(TASK INSTRUCTIONS) Print the full listing exactly.

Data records
§ §

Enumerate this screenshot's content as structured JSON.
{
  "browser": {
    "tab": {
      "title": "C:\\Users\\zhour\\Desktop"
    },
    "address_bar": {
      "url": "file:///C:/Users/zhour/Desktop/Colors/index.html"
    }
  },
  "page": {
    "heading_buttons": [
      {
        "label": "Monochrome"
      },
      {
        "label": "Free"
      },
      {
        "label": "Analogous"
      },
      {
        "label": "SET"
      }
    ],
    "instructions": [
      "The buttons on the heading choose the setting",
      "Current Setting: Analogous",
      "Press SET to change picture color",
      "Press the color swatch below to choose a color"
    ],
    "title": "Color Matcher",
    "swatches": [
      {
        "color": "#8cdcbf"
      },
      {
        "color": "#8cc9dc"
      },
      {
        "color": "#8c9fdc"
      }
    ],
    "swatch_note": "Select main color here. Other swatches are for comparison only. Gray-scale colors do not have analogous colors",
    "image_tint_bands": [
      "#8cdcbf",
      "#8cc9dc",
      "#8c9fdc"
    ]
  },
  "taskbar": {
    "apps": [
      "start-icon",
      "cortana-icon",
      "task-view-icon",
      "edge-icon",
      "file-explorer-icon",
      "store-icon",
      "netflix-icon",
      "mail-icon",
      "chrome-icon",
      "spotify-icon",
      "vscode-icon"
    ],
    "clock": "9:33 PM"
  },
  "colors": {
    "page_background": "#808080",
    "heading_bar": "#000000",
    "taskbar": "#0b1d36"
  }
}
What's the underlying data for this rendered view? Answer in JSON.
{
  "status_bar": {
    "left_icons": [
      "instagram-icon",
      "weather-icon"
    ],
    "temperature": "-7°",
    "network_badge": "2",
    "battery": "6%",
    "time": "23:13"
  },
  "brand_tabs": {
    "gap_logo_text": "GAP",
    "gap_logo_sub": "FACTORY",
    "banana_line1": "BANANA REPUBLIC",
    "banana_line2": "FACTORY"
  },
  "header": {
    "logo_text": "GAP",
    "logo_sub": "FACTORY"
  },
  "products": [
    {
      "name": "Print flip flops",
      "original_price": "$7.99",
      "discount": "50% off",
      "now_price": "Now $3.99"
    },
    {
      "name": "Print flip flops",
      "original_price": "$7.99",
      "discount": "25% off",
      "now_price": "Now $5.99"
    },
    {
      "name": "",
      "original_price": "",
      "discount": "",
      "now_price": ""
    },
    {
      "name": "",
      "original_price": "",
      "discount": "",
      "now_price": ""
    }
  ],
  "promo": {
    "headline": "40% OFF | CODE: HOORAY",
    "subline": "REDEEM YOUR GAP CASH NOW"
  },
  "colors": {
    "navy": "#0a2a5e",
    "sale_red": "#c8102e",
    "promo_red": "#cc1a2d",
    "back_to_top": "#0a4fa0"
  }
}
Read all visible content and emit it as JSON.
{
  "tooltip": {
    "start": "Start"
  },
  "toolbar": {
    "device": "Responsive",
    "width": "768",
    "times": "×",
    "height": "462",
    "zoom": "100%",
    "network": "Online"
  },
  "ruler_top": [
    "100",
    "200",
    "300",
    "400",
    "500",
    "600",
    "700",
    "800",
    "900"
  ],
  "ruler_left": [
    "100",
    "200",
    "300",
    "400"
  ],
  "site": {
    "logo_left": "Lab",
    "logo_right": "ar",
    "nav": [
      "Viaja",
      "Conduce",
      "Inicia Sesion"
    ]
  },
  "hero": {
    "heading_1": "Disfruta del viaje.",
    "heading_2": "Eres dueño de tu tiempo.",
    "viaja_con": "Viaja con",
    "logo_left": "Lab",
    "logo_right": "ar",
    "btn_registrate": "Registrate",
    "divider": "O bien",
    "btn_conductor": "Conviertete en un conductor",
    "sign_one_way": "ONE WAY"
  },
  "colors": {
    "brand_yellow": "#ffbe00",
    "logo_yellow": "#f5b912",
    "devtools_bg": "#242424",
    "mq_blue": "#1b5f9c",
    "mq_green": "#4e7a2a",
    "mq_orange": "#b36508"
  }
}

§ §

(OUTPUT FOR THIS EXERCISE)
Enumerate this screenshot's content as structured JSON.
{
  "browser": {
    "tab": {
      "title": "C:\\Users\\zhour\\Desktop"
    },
    "address_bar": {
      "url": "file:///C:/Users/zhour/Desktop/Colors/index.html"
    }
  },
  "page": {
    "heading_buttons": [
      {
        "label": "Monochrome"
      },
      {
        "label": "Free"
      },
      {
        "label": "Analogous"
      },
      {
        "label": "SET"
      }
    ],
    "instructions": [
      "The buttons on the heading choose the setting",
      "Current Setting: Analogous",
      "Press SET to change picture color",
      "Press the color swatch below to choose a color"
    ],
    "title": "Color Matcher",
    "swatches": [
      {
        "color": "#8cdcbf"
      },
      {
        "color": "#8cc9dc"
      },
      {
        "color": "#8c9fdc"
      }
    ],
    "swatch_note": "Select main color here. Other swatches are for comparison only. Gray-scale colors do not have analogous colors",
    "image_tint_bands": [
      "#8cdcbf",
      "#8cc9dc",
      "#8c9fdc"
    ]
  },
  "taskbar": {
    "apps": [
      "start-icon",
      "cortana-icon",
      "task-view-icon",
      "edge-icon",
      "file-explorer-icon",
      "store-icon",
      "netflix-icon",
      "mail-icon",
      "chrome-icon",
      "spotify-icon",
      "vscode-icon"
    ],
    "clock": "9:33 PM"
  },
  "colors": {
    "page_background": "#808080",
    "heading_bar": "#000000",
    "taskbar": "#0b1d36"
  }
}
What's the underlying data for this rendered view? Answer in JSON.
{
  "status_bar": {
    "left_icons": [
      "instagram-icon",
      "weather-icon"
    ],
    "temperature": "-7°",
    "network_badge": "2",
    "battery": "6%",
    "time": "23:13"
  },
  "brand_tabs": {
    "gap_logo_text": "GAP",
    "gap_logo_sub": "FACTORY",
    "banana_line1": "BANANA REPUBLIC",
    "banana_line2": "FACTORY"
  },
  "header": {
    "logo_text": "GAP",
    "logo_sub": "FACTORY"
  },
  "products": [
    {
      "name": "Print flip flops",
      "original_price": "$7.99",
      "discount": "50% off",
      "now_price": "Now $3.99"
    },
    {
      "name": "Print flip flops",
      "original_price": "$7.99",
      "discount": "25% off",
      "now_price": "Now $5.99"
    },
    {
      "name": "",
      "original_price": "",
      "discount": "",
      "now_price": ""
    },
    {
      "name": "",
      "original_price": "",
      "discount": "",
      "now_price": ""
    }
  ],
  "promo": {
    "headline": "40% OFF | CODE: HOORAY",
    "subline": "REDEEM YOUR GAP CASH NOW"
  },
  "colors": {
    "navy": "#0a2a5e",
    "sale_red": "#c8102e",
    "promo_red": "#cc1a2d",
    "back_to_top": "#0a4fa0"
  }
}
Read all visible content and emit it as JSON.
{
  "tooltip": {
    "start": "Start"
  },
  "toolbar": {
    "device": "Responsive",
    "width": "768",
    "times": "×",
    "height": "462",
    "zoom": "100%",
    "network": "Online"
  },
  "ruler_top": [
    "100",
    "200",
    "300",
    "400",
    "500",
    "600",
    "700",
    "800",
    "900"
  ],
  "ruler_left": [
    "100",
    "200",
    "300",
    "400"
  ],
  "site": {
    "logo_left": "Lab",
    "logo_right": "ar",
    "nav": [
      "Viaja",
      "Conduce",
      "Inicia Sesion"
    ]
  },
  "hero": {
    "heading_1": "Disfruta del viaje.",
    "heading_2": "Eres dueño de tu tiempo.",
    "viaja_con": "Viaja con",
    "logo_left": "Lab",
    "logo_right": "ar",
    "btn_registrate": "Registrate",
    "divider": "O bien",
    "btn_conductor": "Conviertete en un conductor",
    "sign_one_way": "ONE WAY"
  },
  "colors": {
    "brand_yellow": "#ffbe00",
    "logo_yellow": "#f5b912",
    "devtools_bg": "#242424",
    "mq_blue": "#1b5f9c",
    "mq_green": "#4e7a2a",
    "mq_orange": "#b36508"
  }
}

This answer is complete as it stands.